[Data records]
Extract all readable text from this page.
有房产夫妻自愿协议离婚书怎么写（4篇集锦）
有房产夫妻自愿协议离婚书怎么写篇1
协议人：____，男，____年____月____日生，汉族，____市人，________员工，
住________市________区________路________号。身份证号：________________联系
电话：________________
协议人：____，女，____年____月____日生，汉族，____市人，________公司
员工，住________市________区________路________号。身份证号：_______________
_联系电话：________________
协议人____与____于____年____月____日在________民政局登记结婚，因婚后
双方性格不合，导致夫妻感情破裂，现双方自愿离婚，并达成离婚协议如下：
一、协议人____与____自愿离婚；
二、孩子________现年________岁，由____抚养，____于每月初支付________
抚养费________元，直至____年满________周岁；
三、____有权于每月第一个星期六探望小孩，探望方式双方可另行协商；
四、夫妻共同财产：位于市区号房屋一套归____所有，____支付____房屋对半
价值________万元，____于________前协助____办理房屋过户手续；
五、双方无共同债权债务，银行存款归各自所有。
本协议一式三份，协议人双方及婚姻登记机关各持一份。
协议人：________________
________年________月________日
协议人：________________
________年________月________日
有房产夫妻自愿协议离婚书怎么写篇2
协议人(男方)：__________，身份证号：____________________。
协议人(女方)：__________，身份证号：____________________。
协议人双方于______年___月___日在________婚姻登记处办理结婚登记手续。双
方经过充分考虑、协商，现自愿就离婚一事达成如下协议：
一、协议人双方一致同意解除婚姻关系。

*What to produce*:
Copy out every line from the material above in which the word "身份证号" appears.

*Output of the exercise*:
住________市________区________路________号。身份证号：________________联系
员工，住________市________区________路________号。身份证号：_______________
协议人(男方)：__________，身份证号：____________________。
协议人(女方)：__________，身份证号：____________________。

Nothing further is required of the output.